== Text to read ==
******

As used herein, the term "PROPRIETARY RIGHTS" means all proprietary
information of the Company, including all patents, patent applications, patent
disclosures and inventions (whether or not patentable and whether or not reduced
to practice), all trademarks, service marks, trade dress, trade names, corporate
names, domain names, copyrights, all trade secrets, confidential information,
ideas, formulae, compositions, know-how, processes and techniques, drawings,
specifications, designs, logos, plans, improvements, proposals, technical and
computer data, documentation and software, financial, business and marketing
plans, and related information and all other proprietary, industrial or
intellectual property rights relating to the Business, including those
proprietary, industrial or intellectual property rights found at the Company's
websites listed on SCHEDULE 3.14.

******

== Data excerpt ==
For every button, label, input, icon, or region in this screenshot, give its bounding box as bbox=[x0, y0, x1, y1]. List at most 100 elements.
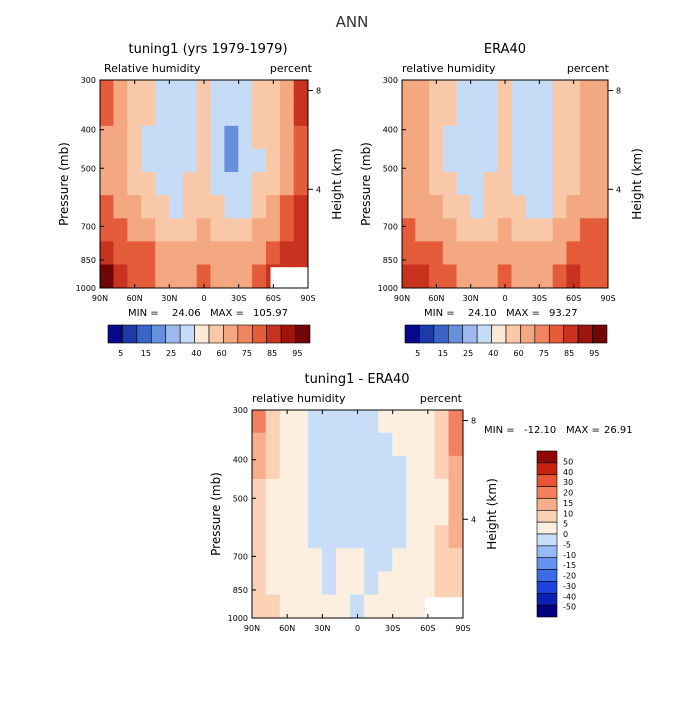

******

== Actions to take ==
a) Check each statement below against the definition of proprietary rights, answering yes or no and quoting the deciding words of the text:
(i) An invention counts only if it is patentable.
(ii) Domain names are covered.
(iii) Rights found at the Company's websites listed on Schedule 3.14 are covered.
b) Reproduce the part of the definition of proprietary rights that begins at the words "As used herein, the" and stops after "on SCHEDULE 3.14.".

== Responses in order ==
a)
(i) No: "inventions (whether or not patentable and whether or not reduced to practice)"
(ii) Yes: "corporate names, domain names, copyrights"
(iii) Yes: "including those proprietary, industrial or intellectual property rights found at the Company's websites listed on SCHEDULE 3.14"

b)
As used herein, the term "PROPRIETARY RIGHTS" means all proprietary
information of the Company, including all patents, patent applications, patent
disclosures and inventions (whether or not patentable and whether or not reduced
to practice), all trademarks, service marks, trade dress, trade names, corporate
names, domain names, copyrights, all trade secrets, confidential information,
ideas, formulae, compositions, know-how, processes and techniques, drawings,
specifications, designs, logos, plans, improvements, proposals, technical and
computer data, documentation and software, financial, business and marketing
plans, and related information and all other proprietary, industrial or
intellectual property rights relating to the Business, including those
proprietary, industrial or intellectual property rights found at the Company's
websites listed on SCHEDULE 3.14.